Exercise: Output each line exactly as it appears, skipping any embedded picture.

Stored entries:
◇ ◇ ◇ ◇ ◇ ◇ ◇

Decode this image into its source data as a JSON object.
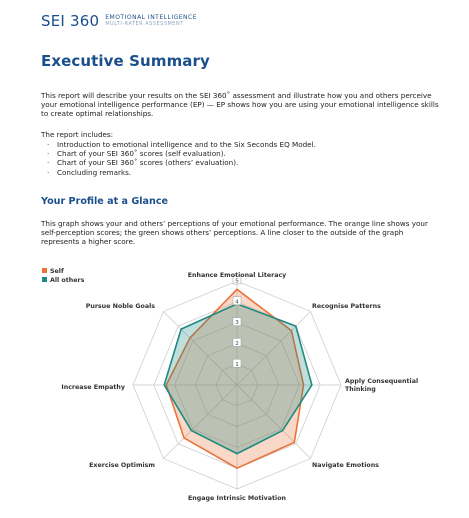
{
  "header": {
    "logo_main": "SEI 360",
    "logo_line1": "EMOTIONAL INTELLIGENCE",
    "logo_line2": "MULTI-RATER ASSESSMENT"
  },
  "page": {
    "title": "Executive Summary",
    "intro": "This report will describe your results on the SEI 360˚ assessment and illustrate how you and others perceive your emotional intelligence performance (EP) — EP shows how you are using your emotional intelligence skills to create optimal relationships.",
    "includes_label": "The report includes:",
    "includes": [
      "Introduction to emotional intelligence and to the Six Seconds EQ Model.",
      "Chart of your SEI 360˚ scores (self evaluation).",
      "Chart of your SEI 360˚ scores (others’ evaluation).",
      "Concluding remarks."
    ],
    "section_heading": "Your Profile at a Glance",
    "section_text": "This graph shows your and others’ perceptions of your emotional performance. The orange line shows your self-perception scores; the green shows others’ perceptions. A line closer to the outside of the graph represents a higher score."
  },
  "chart_data": {
    "type": "radar",
    "categories": [
      "Enhance Emotional Literacy",
      "Recognise Patterns",
      "Apply Consequential Thinking",
      "Navigate Emotions",
      "Engage Intrinsic Motivation",
      "Exercise Optimism",
      "Increase Empathy",
      "Pursue Noble Goals"
    ],
    "scale_labels": [
      "1",
      "2",
      "3",
      "4",
      "5"
    ],
    "rlim": [
      0,
      5
    ],
    "series": [
      {
        "name": "Self",
        "color": "#e8743b",
        "values": [
          4.6,
          3.7,
          3.2,
          3.9,
          4.0,
          3.6,
          3.4,
          3.2
        ]
      },
      {
        "name": "All others",
        "color": "#1e8a82",
        "values": [
          3.9,
          4.0,
          3.6,
          3.1,
          3.3,
          3.1,
          3.5,
          3.8
        ]
      }
    ]
  }
}
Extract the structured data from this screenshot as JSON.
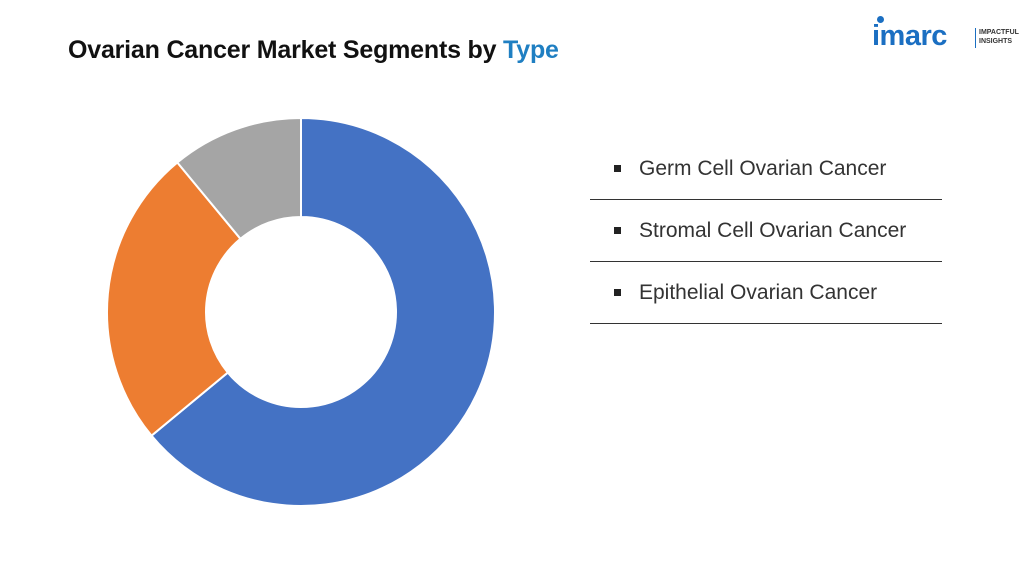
{
  "header": {
    "title_prefix": "Ovarian Cancer Market Segments by ",
    "title_highlight": "Type"
  },
  "logo": {
    "word": "imarc",
    "tag_line1": "IMPACTFUL",
    "tag_line2": "INSIGHTS",
    "color": "#1b6fc2"
  },
  "chart_data": {
    "type": "pie",
    "style": "donut",
    "title": "Ovarian Cancer Market Segments by Type",
    "categories": [
      "Epithelial Ovarian Cancer",
      "Stromal Cell Ovarian Cancer",
      "Germ Cell Ovarian Cancer"
    ],
    "values": [
      64,
      25,
      11
    ],
    "unit": "%",
    "colors": [
      "#4472c4",
      "#ed7d31",
      "#a5a5a5"
    ],
    "start_angle_deg": 0,
    "direction": "clockwise",
    "legend_position": "right"
  },
  "legend": {
    "items": [
      {
        "label": "Germ Cell Ovarian Cancer"
      },
      {
        "label": "Stromal Cell Ovarian Cancer"
      },
      {
        "label": "Epithelial Ovarian Cancer"
      }
    ]
  }
}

◇ ◇ ◇ ◇ ◇ ◇ ◇

Answer in full:
Decode this image into its source data as a JSON object.
{
  "header": {
    "logo_main": "SEI 360",
    "logo_line1": "EMOTIONAL INTELLIGENCE",
    "logo_line2": "MULTI-RATER ASSESSMENT"
  },
  "page": {
    "title": "Executive Summary",
    "intro": "This report will describe your results on the SEI 360˚ assessment and illustrate how you and others perceive your emotional intelligence performance (EP) — EP shows how you are using your emotional intelligence skills to create optimal relationships.",
    "includes_label": "The report includes:",
    "includes": [
      "Introduction to emotional intelligence and to the Six Seconds EQ Model.",
      "Chart of your SEI 360˚ scores (self evaluation).",
      "Chart of your SEI 360˚ scores (others’ evaluation).",
      "Concluding remarks."
    ],
    "section_heading": "Your Profile at a Glance",
    "section_text": "This graph shows your and others’ perceptions of your emotional performance. The orange line shows your self-perception scores; the green shows others’ perceptions. A line closer to the outside of the graph represents a higher score."
  },
  "chart_data": {
    "type": "radar",
    "categories": [
      "Enhance Emotional Literacy",
      "Recognise Patterns",
      "Apply Consequential Thinking",
      "Navigate Emotions",
      "Engage Intrinsic Motivation",
      "Exercise Optimism",
      "Increase Empathy",
      "Pursue Noble Goals"
    ],
    "scale_labels": [
      "1",
      "2",
      "3",
      "4",
      "5"
    ],
    "rlim": [
      0,
      5
    ],
    "series": [
      {
        "name": "Self",
        "color": "#e8743b",
        "values": [
          4.6,
          3.7,
          3.2,
          3.9,
          4.0,
          3.6,
          3.4,
          3.2
        ]
      },
      {
        "name": "All others",
        "color": "#1e8a82",
        "values": [
          3.9,
          4.0,
          3.6,
          3.1,
          3.3,
          3.1,
          3.5,
          3.8
        ]
      }
    ]
  }
}
Extract the structured data from this screenshot as JSON.
{
  "header": {
    "title_prefix": "Ovarian Cancer Market Segments by ",
    "title_highlight": "Type"
  },
  "logo": {
    "word": "imarc",
    "tag_line1": "IMPACTFUL",
    "tag_line2": "INSIGHTS",
    "color": "#1b6fc2"
  },
  "chart_data": {
    "type": "pie",
    "style": "donut",
    "title": "Ovarian Cancer Market Segments by Type",
    "categories": [
      "Epithelial Ovarian Cancer",
      "Stromal Cell Ovarian Cancer",
      "Germ Cell Ovarian Cancer"
    ],
    "values": [
      64,
      25,
      11
    ],
    "unit": "%",
    "colors": [
      "#4472c4",
      "#ed7d31",
      "#a5a5a5"
    ],
    "start_angle_deg": 0,
    "direction": "clockwise",
    "legend_position": "right"
  },
  "legend": {
    "items": [
      {
        "label": "Germ Cell Ovarian Cancer"
      },
      {
        "label": "Stromal Cell Ovarian Cancer"
      },
      {
        "label": "Epithelial Ovarian Cancer"
      }
    ]
  }
}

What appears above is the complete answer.